TASK TO COMPLETE: Return the records word for word. Any pictures in them are not part of the copy.

RECORDED DATA:
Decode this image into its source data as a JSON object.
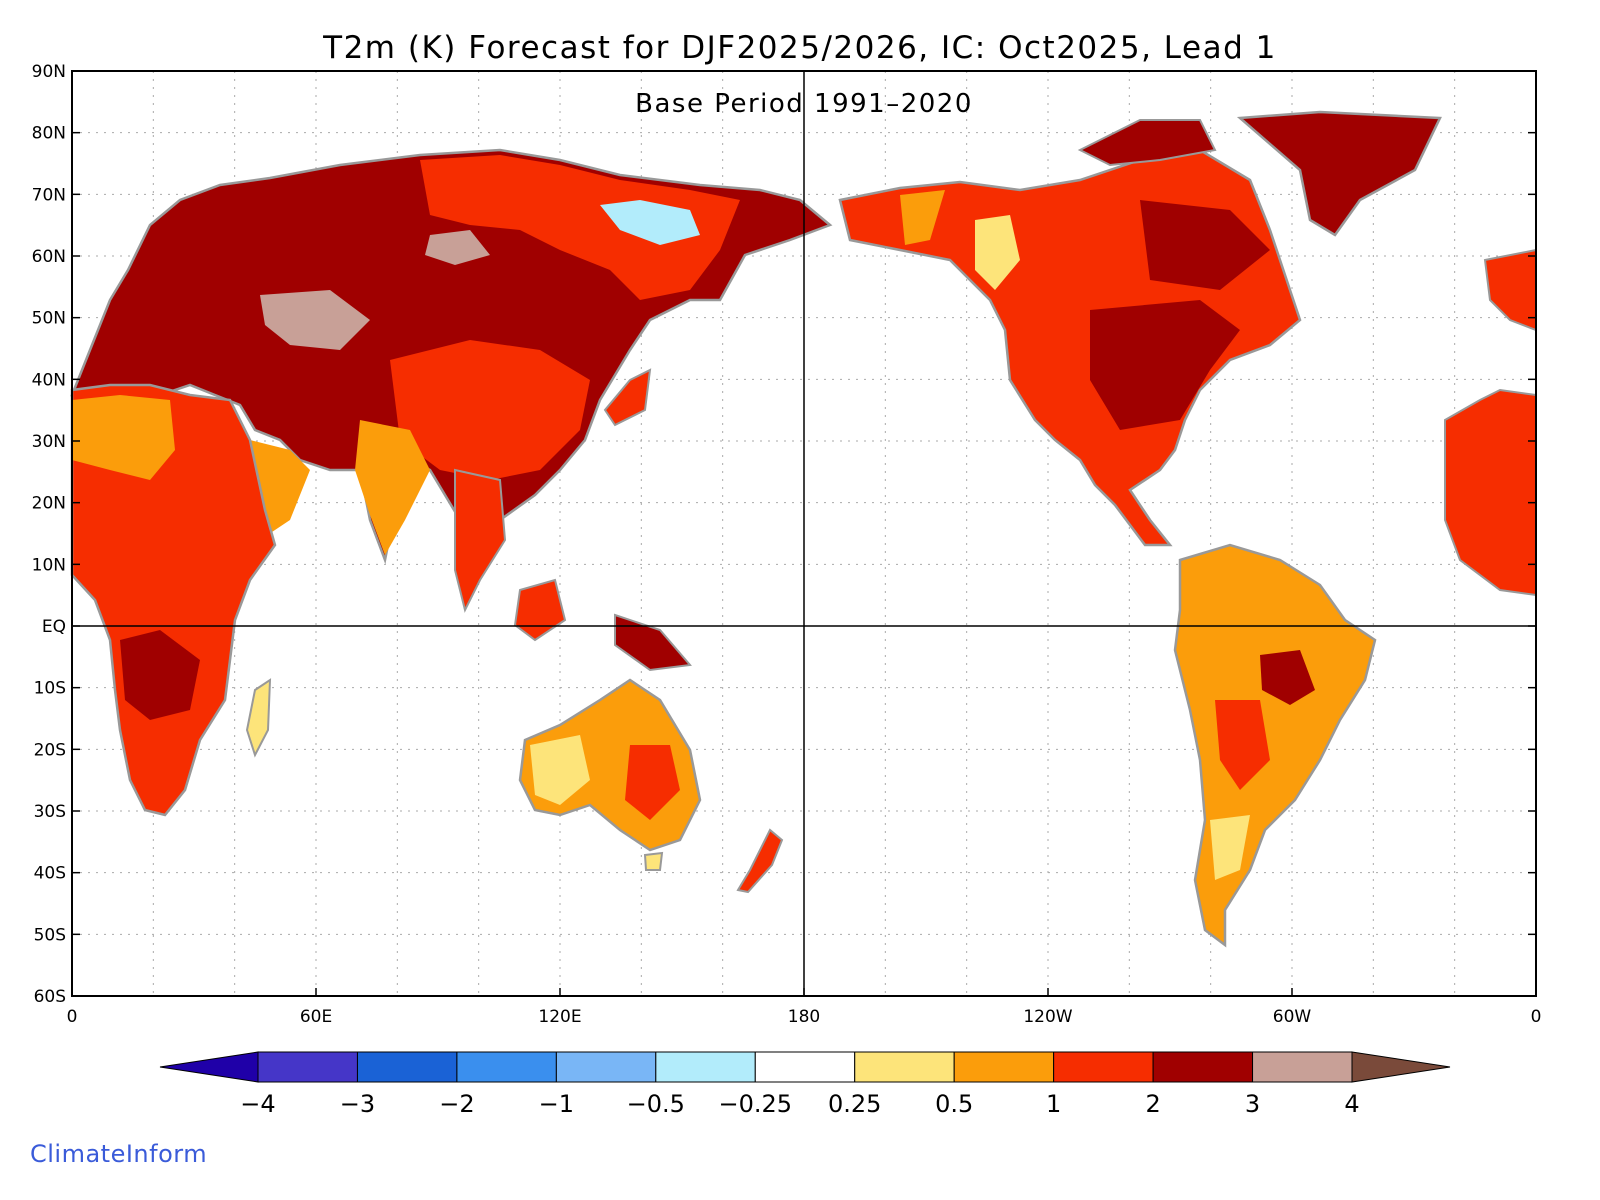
{
  "map": {
    "title": "T2m (K) Forecast for DJF2025/2026, IC: Oct2025, Lead 1",
    "subtitle": "Base Period 1991–2020",
    "lat_labels": [
      "90N",
      "80N",
      "70N",
      "60N",
      "50N",
      "40N",
      "30N",
      "20N",
      "10N",
      "EQ",
      "10S",
      "20S",
      "30S",
      "40S",
      "50S",
      "60S"
    ],
    "lat_values": [
      90,
      80,
      70,
      60,
      50,
      40,
      30,
      20,
      10,
      0,
      -10,
      -20,
      -30,
      -40,
      -50,
      -60
    ],
    "lon_labels": [
      "0",
      "60E",
      "120E",
      "180",
      "120W",
      "60W",
      "0"
    ],
    "lon_values": [
      0,
      60,
      120,
      180,
      240,
      300,
      360
    ],
    "lat_range": [
      -60,
      90
    ],
    "lon_range": [
      0,
      360
    ],
    "grid": true
  },
  "colorbar": {
    "tick_labels": [
      "−4",
      "−3",
      "−2",
      "−1",
      "−0.5",
      "−0.25",
      "0.25",
      "0.5",
      "1",
      "2",
      "3",
      "4"
    ],
    "colors": [
      "#1f00a8",
      "#4536c8",
      "#1a62d6",
      "#3a8fee",
      "#79b6f6",
      "#b2ecfb",
      "#ffffff",
      "#fde47a",
      "#fb9d0b",
      "#f62d00",
      "#a00000",
      "#c8a097",
      "#7a4a3a"
    ]
  },
  "brand": "ClimateInform",
  "colors": {
    "coast": "#999999",
    "frame": "#000000",
    "grid": "#aaaaaa"
  }
}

TASK RESULT:
Decode this image into its source data as a JSON object.
{
  "map": {
    "title": "T2m (K) Forecast for DJF2025/2026, IC: Oct2025, Lead 1",
    "subtitle": "Base Period 1991–2020",
    "lat_labels": [
      "90N",
      "80N",
      "70N",
      "60N",
      "50N",
      "40N",
      "30N",
      "20N",
      "10N",
      "EQ",
      "10S",
      "20S",
      "30S",
      "40S",
      "50S",
      "60S"
    ],
    "lat_values": [
      90,
      80,
      70,
      60,
      50,
      40,
      30,
      20,
      10,
      0,
      -10,
      -20,
      -30,
      -40,
      -50,
      -60
    ],
    "lon_labels": [
      "0",
      "60E",
      "120E",
      "180",
      "120W",
      "60W",
      "0"
    ],
    "lon_values": [
      0,
      60,
      120,
      180,
      240,
      300,
      360
    ],
    "lat_range": [
      -60,
      90
    ],
    "lon_range": [
      0,
      360
    ],
    "grid": true
  },
  "colorbar": {
    "tick_labels": [
      "−4",
      "−3",
      "−2",
      "−1",
      "−0.5",
      "−0.25",
      "0.25",
      "0.5",
      "1",
      "2",
      "3",
      "4"
    ],
    "colors": [
      "#1f00a8",
      "#4536c8",
      "#1a62d6",
      "#3a8fee",
      "#79b6f6",
      "#b2ecfb",
      "#ffffff",
      "#fde47a",
      "#fb9d0b",
      "#f62d00",
      "#a00000",
      "#c8a097",
      "#7a4a3a"
    ]
  },
  "brand": "ClimateInform",
  "colors": {
    "coast": "#999999",
    "frame": "#000000",
    "grid": "#aaaaaa"
  }
}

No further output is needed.